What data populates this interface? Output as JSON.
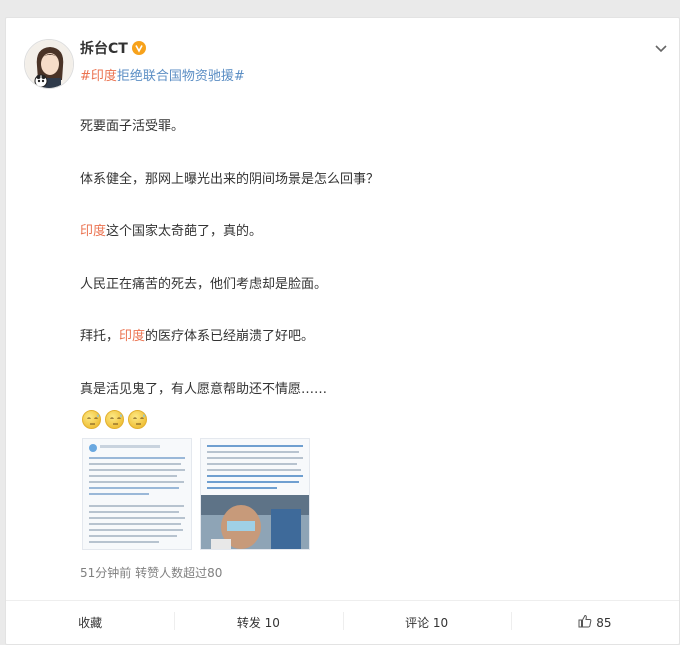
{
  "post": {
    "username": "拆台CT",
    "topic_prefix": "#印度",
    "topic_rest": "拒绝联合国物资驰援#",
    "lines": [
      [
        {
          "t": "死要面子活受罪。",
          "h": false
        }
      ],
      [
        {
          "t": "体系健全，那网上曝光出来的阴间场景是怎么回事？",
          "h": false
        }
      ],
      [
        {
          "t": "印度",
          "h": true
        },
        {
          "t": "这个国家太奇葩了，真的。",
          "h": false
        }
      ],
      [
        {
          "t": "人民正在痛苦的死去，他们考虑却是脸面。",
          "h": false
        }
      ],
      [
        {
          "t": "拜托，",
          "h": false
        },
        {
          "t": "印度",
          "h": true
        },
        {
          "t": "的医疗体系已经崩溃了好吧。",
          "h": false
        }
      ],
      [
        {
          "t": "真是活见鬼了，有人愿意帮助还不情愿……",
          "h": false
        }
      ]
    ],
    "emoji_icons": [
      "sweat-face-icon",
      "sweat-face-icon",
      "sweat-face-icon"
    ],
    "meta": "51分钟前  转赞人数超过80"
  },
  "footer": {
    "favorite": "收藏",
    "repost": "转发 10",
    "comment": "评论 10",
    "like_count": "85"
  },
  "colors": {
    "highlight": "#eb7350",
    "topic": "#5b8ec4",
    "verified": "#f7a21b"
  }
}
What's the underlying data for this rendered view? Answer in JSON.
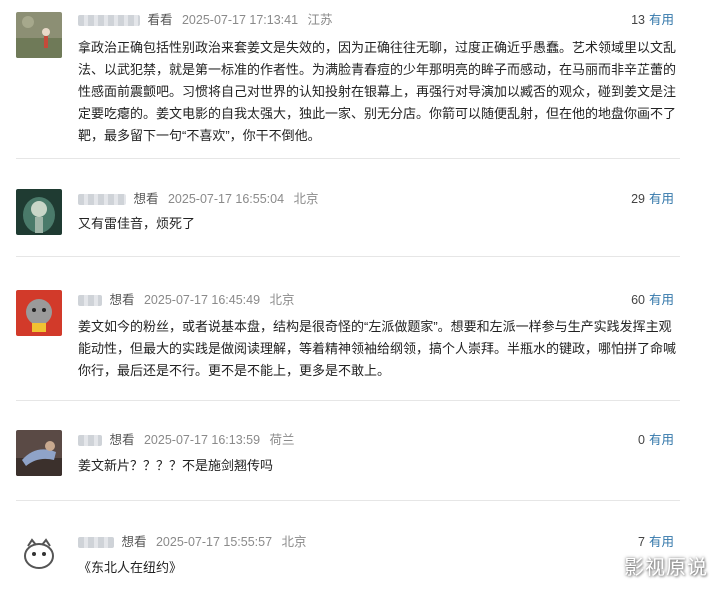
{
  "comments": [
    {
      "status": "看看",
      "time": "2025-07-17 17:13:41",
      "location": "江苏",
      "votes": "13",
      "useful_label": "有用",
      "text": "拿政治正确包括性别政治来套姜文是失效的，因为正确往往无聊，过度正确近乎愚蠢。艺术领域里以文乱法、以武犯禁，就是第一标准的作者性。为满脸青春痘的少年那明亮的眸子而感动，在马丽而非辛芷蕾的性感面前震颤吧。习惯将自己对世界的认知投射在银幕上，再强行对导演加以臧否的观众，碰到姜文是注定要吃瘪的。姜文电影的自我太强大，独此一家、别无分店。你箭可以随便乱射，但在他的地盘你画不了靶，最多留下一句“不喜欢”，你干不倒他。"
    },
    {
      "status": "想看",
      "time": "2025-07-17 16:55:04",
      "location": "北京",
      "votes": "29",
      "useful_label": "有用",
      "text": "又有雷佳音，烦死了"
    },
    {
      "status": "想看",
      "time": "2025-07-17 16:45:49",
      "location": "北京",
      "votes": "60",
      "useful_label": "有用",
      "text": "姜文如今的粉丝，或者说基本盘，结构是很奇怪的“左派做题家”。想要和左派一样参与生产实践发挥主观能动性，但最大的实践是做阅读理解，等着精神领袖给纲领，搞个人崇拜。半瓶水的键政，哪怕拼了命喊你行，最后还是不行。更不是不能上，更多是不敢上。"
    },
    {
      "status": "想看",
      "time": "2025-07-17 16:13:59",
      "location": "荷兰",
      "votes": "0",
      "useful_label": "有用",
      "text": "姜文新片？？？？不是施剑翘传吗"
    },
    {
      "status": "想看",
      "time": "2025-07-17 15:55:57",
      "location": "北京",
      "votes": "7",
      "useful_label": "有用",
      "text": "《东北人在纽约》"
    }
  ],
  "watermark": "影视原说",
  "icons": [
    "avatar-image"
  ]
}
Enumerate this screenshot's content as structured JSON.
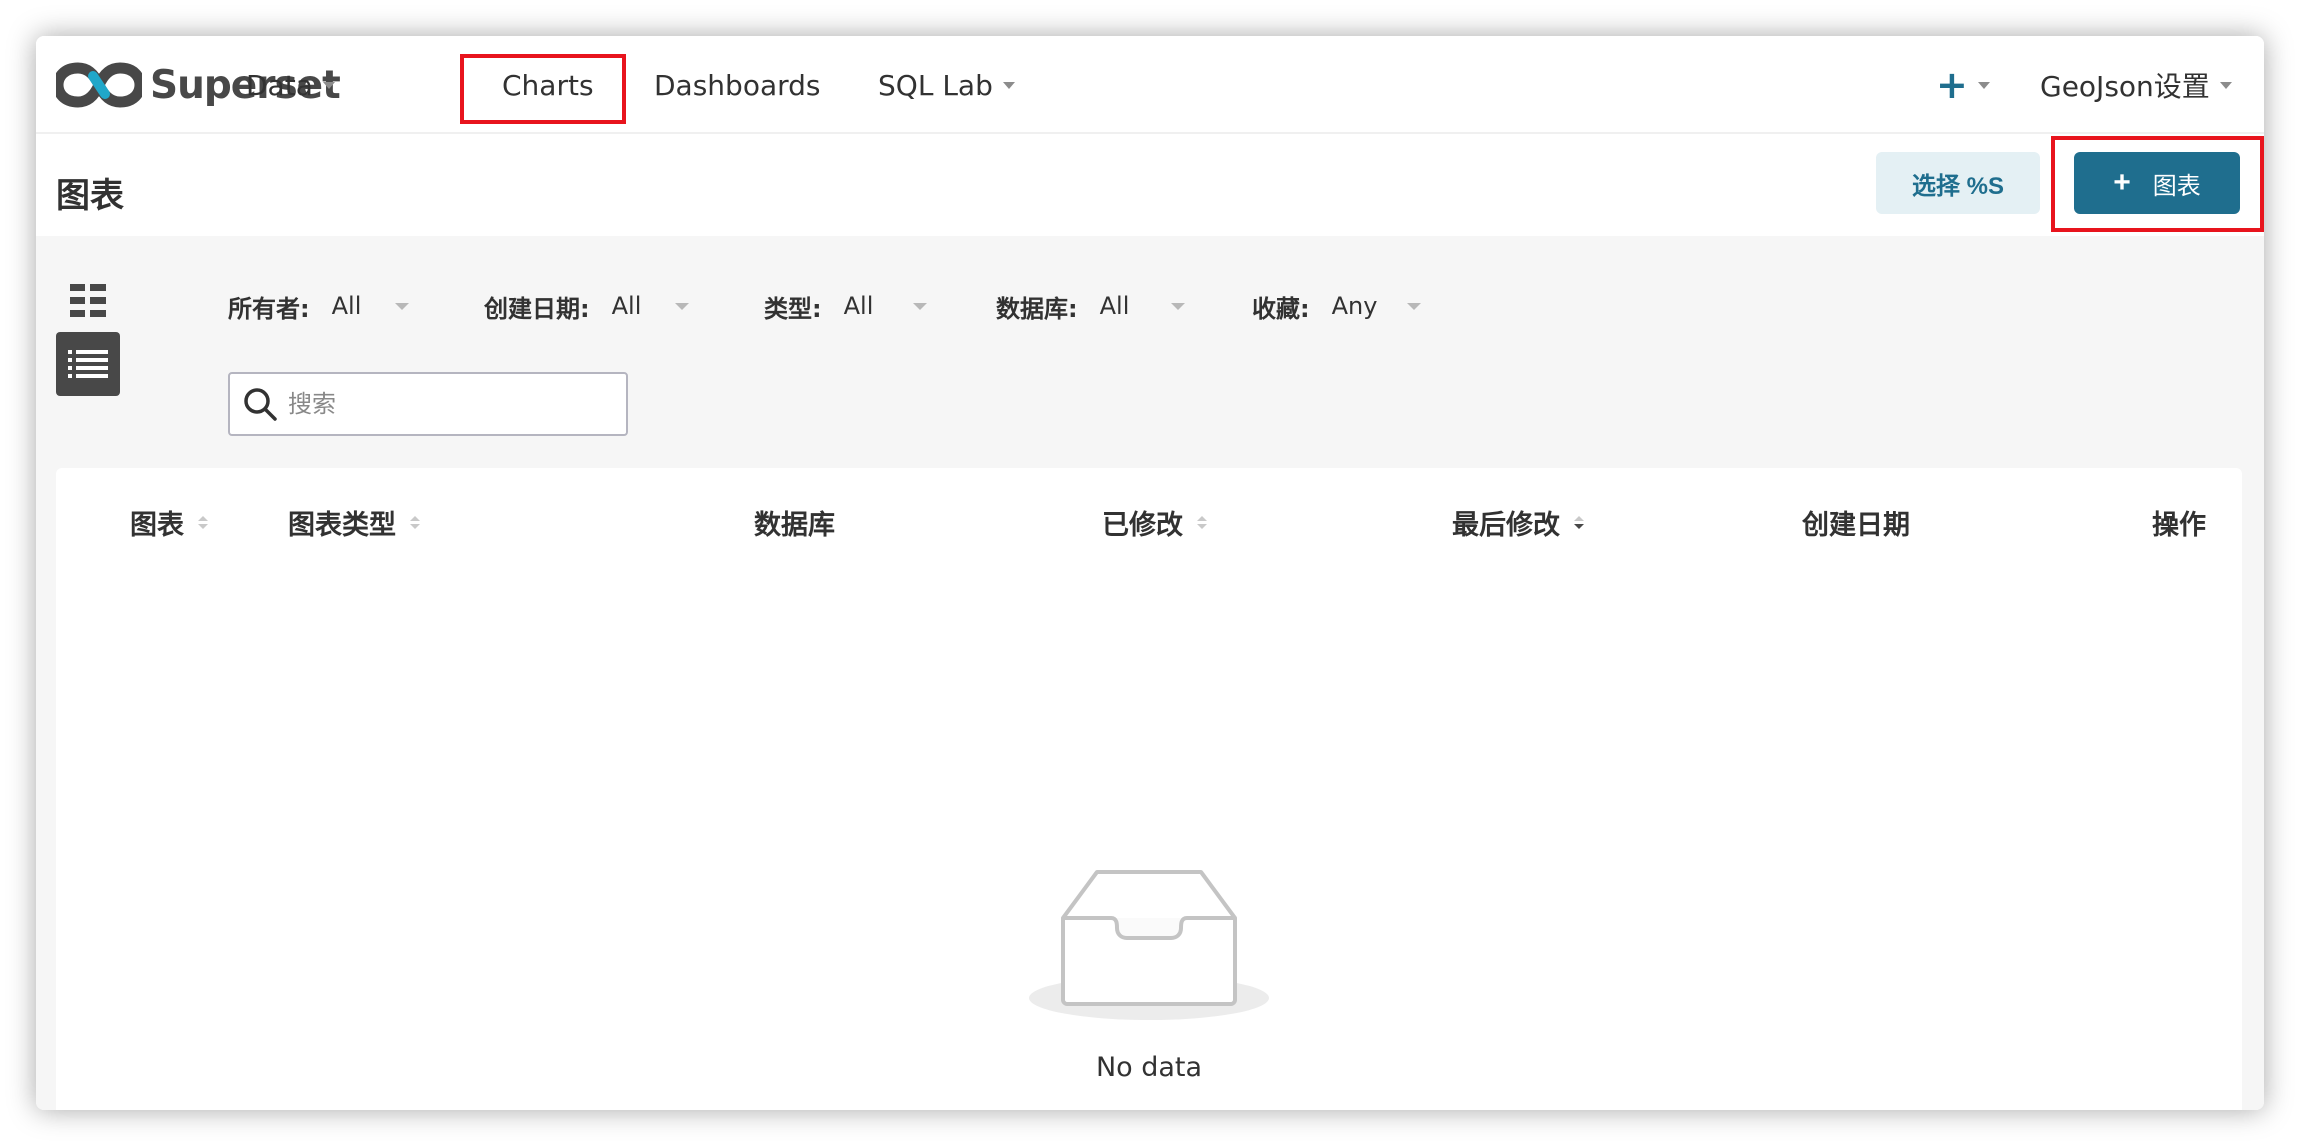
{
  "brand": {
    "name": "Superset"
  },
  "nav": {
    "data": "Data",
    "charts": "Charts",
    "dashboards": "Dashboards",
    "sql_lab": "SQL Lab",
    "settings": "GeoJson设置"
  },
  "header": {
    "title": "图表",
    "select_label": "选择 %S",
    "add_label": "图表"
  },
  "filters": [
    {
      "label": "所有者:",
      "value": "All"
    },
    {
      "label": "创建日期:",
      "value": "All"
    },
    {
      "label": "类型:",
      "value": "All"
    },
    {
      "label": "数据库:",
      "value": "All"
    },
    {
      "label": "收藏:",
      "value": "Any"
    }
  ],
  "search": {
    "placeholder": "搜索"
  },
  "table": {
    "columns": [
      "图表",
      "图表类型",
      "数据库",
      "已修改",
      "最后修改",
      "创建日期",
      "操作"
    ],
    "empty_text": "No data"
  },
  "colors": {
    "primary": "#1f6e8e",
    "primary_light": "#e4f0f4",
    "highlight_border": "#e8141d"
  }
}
----------------------------------------
Stated exercise ▸
Apart from the pictures, the entries above are to be repeated in full and exactly.

Task answer ▸
What data populates this interface? Output as JSON.
{
  "post": {
    "username": "拆台CT",
    "topic_prefix": "#印度",
    "topic_rest": "拒绝联合国物资驰援#",
    "lines": [
      [
        {
          "t": "死要面子活受罪。",
          "h": false
        }
      ],
      [
        {
          "t": "体系健全，那网上曝光出来的阴间场景是怎么回事？",
          "h": false
        }
      ],
      [
        {
          "t": "印度",
          "h": true
        },
        {
          "t": "这个国家太奇葩了，真的。",
          "h": false
        }
      ],
      [
        {
          "t": "人民正在痛苦的死去，他们考虑却是脸面。",
          "h": false
        }
      ],
      [
        {
          "t": "拜托，",
          "h": false
        },
        {
          "t": "印度",
          "h": true
        },
        {
          "t": "的医疗体系已经崩溃了好吧。",
          "h": false
        }
      ],
      [
        {
          "t": "真是活见鬼了，有人愿意帮助还不情愿……",
          "h": false
        }
      ]
    ],
    "emoji_icons": [
      "sweat-face-icon",
      "sweat-face-icon",
      "sweat-face-icon"
    ],
    "meta": "51分钟前  转赞人数超过80"
  },
  "footer": {
    "favorite": "收藏",
    "repost": "转发 10",
    "comment": "评论 10",
    "like_count": "85"
  },
  "colors": {
    "highlight": "#eb7350",
    "topic": "#5b8ec4",
    "verified": "#f7a21b"
  }
}
What's the underlying data for this rendered view? Answer in JSON.
{
  "comments": [
    {
      "status": "看看",
      "time": "2025-07-17 17:13:41",
      "location": "江苏",
      "votes": "13",
      "useful_label": "有用",
      "text": "拿政治正确包括性别政治来套姜文是失效的，因为正确往往无聊，过度正确近乎愚蠢。艺术领域里以文乱法、以武犯禁，就是第一标准的作者性。为满脸青春痘的少年那明亮的眸子而感动，在马丽而非辛芷蕾的性感面前震颤吧。习惯将自己对世界的认知投射在银幕上，再强行对导演加以臧否的观众，碰到姜文是注定要吃瘪的。姜文电影的自我太强大，独此一家、别无分店。你箭可以随便乱射，但在他的地盘你画不了靶，最多留下一句“不喜欢”，你干不倒他。"
    },
    {
      "status": "想看",
      "time": "2025-07-17 16:55:04",
      "location": "北京",
      "votes": "29",
      "useful_label": "有用",
      "text": "又有雷佳音，烦死了"
    },
    {
      "status": "想看",
      "time": "2025-07-17 16:45:49",
      "location": "北京",
      "votes": "60",
      "useful_label": "有用",
      "text": "姜文如今的粉丝，或者说基本盘，结构是很奇怪的“左派做题家”。想要和左派一样参与生产实践发挥主观能动性，但最大的实践是做阅读理解，等着精神领袖给纲领，搞个人崇拜。半瓶水的键政，哪怕拼了命喊你行，最后还是不行。更不是不能上，更多是不敢上。"
    },
    {
      "status": "想看",
      "time": "2025-07-17 16:13:59",
      "location": "荷兰",
      "votes": "0",
      "useful_label": "有用",
      "text": "姜文新片？？？？不是施剑翘传吗"
    },
    {
      "status": "想看",
      "time": "2025-07-17 15:55:57",
      "location": "北京",
      "votes": "7",
      "useful_label": "有用",
      "text": "《东北人在纽约》"
    }
  ],
  "watermark": "影视原说",
  "icons": [
    "avatar-image"
  ]
}
Enumerate this screenshot's content as structured JSON.
{
  "brand": {
    "name": "Superset"
  },
  "nav": {
    "data": "Data",
    "charts": "Charts",
    "dashboards": "Dashboards",
    "sql_lab": "SQL Lab",
    "settings": "GeoJson设置"
  },
  "header": {
    "title": "图表",
    "select_label": "选择 %S",
    "add_label": "图表"
  },
  "filters": [
    {
      "label": "所有者:",
      "value": "All"
    },
    {
      "label": "创建日期:",
      "value": "All"
    },
    {
      "label": "类型:",
      "value": "All"
    },
    {
      "label": "数据库:",
      "value": "All"
    },
    {
      "label": "收藏:",
      "value": "Any"
    }
  ],
  "search": {
    "placeholder": "搜索"
  },
  "table": {
    "columns": [
      "图表",
      "图表类型",
      "数据库",
      "已修改",
      "最后修改",
      "创建日期",
      "操作"
    ],
    "empty_text": "No data"
  },
  "colors": {
    "primary": "#1f6e8e",
    "primary_light": "#e4f0f4",
    "highlight_border": "#e8141d"
  }
}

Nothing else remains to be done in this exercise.